_Goal_. Omit all pictures and give the records below again exactly as written.

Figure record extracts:
★ ★ ★ ★ ★ ★ ★

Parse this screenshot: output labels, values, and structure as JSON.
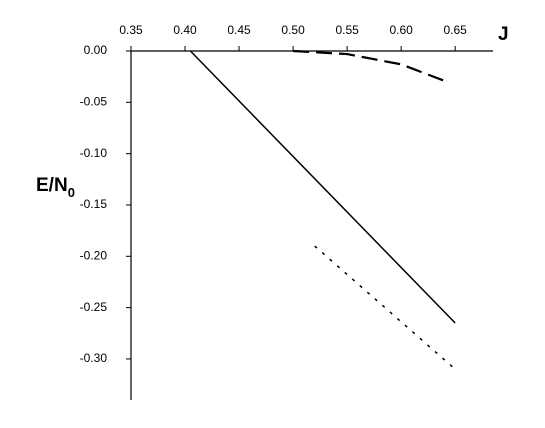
{
  "chart_data": {
    "type": "line",
    "xlabel": "J",
    "ylabel": {
      "text": "E/N",
      "subscript": "0"
    },
    "xlim": [
      0.35,
      0.685
    ],
    "ylim": [
      -0.34,
      0
    ],
    "xticks": [
      0.35,
      {
        "value": 0.4,
        "label": "0.40"
      },
      0.45,
      {
        "value": 0.5,
        "label": "0.50"
      },
      0.55,
      {
        "value": 0.6,
        "label": "0.60"
      },
      0.65
    ],
    "yticks": [
      {
        "value": 0,
        "label": "0.00"
      },
      {
        "value": -0.05,
        "label": "-0.05"
      },
      {
        "value": -0.1,
        "label": "-0.10"
      },
      {
        "value": -0.15,
        "label": "-0.15"
      },
      {
        "value": -0.2,
        "label": "-0.20"
      },
      {
        "value": -0.25,
        "label": "-0.25"
      },
      {
        "value": -0.3,
        "label": "-0.30"
      }
    ],
    "series": [
      {
        "color": "#000000",
        "style": "solid",
        "x": [
          0.405,
          0.65
        ],
        "values": [
          0,
          -0.265
        ]
      },
      {
        "color": "#000000",
        "style": "dashed",
        "x": [
          0.5,
          0.55,
          0.6,
          0.64
        ],
        "values": [
          0,
          -0.003,
          -0.013,
          -0.029
        ]
      },
      {
        "color": "#000000",
        "style": "dotted",
        "x": [
          0.52,
          0.65
        ],
        "values": [
          -0.19,
          -0.31
        ]
      }
    ]
  }
}
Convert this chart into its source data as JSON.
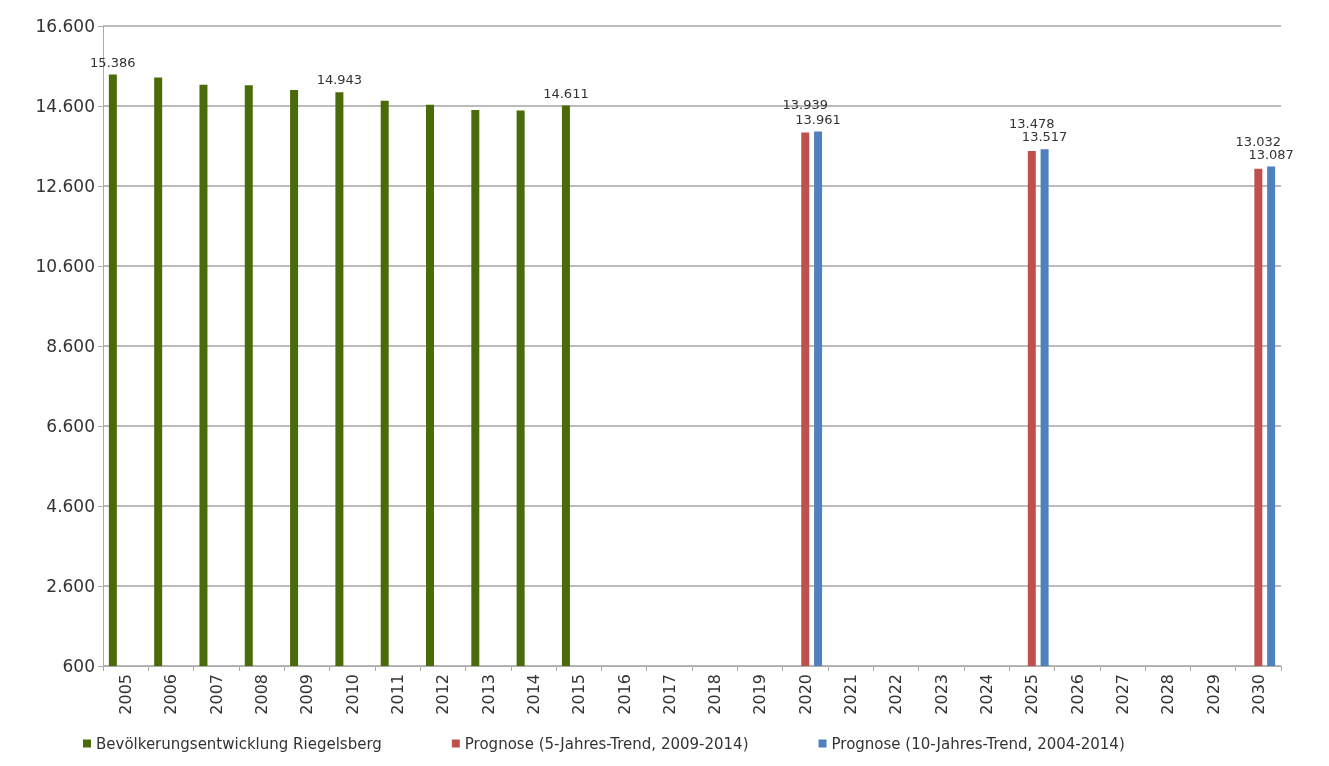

★ ★ ★ ★ ★ ★ ★

_In response_.
Parse this screenshot: output labels, values, and structure as JSON.
{
  "chart_data": {
    "type": "line",
    "xlabel": "J",
    "ylabel": {
      "text": "E/N",
      "subscript": "0"
    },
    "xlim": [
      0.35,
      0.685
    ],
    "ylim": [
      -0.34,
      0
    ],
    "xticks": [
      0.35,
      {
        "value": 0.4,
        "label": "0.40"
      },
      0.45,
      {
        "value": 0.5,
        "label": "0.50"
      },
      0.55,
      {
        "value": 0.6,
        "label": "0.60"
      },
      0.65
    ],
    "yticks": [
      {
        "value": 0,
        "label": "0.00"
      },
      {
        "value": -0.05,
        "label": "-0.05"
      },
      {
        "value": -0.1,
        "label": "-0.10"
      },
      {
        "value": -0.15,
        "label": "-0.15"
      },
      {
        "value": -0.2,
        "label": "-0.20"
      },
      {
        "value": -0.25,
        "label": "-0.25"
      },
      {
        "value": -0.3,
        "label": "-0.30"
      }
    ],
    "series": [
      {
        "color": "#000000",
        "style": "solid",
        "x": [
          0.405,
          0.65
        ],
        "values": [
          0,
          -0.265
        ]
      },
      {
        "color": "#000000",
        "style": "dashed",
        "x": [
          0.5,
          0.55,
          0.6,
          0.64
        ],
        "values": [
          0,
          -0.003,
          -0.013,
          -0.029
        ]
      },
      {
        "color": "#000000",
        "style": "dotted",
        "x": [
          0.52,
          0.65
        ],
        "values": [
          -0.19,
          -0.31
        ]
      }
    ]
  }
}
Convert this chart into its source data as JSON.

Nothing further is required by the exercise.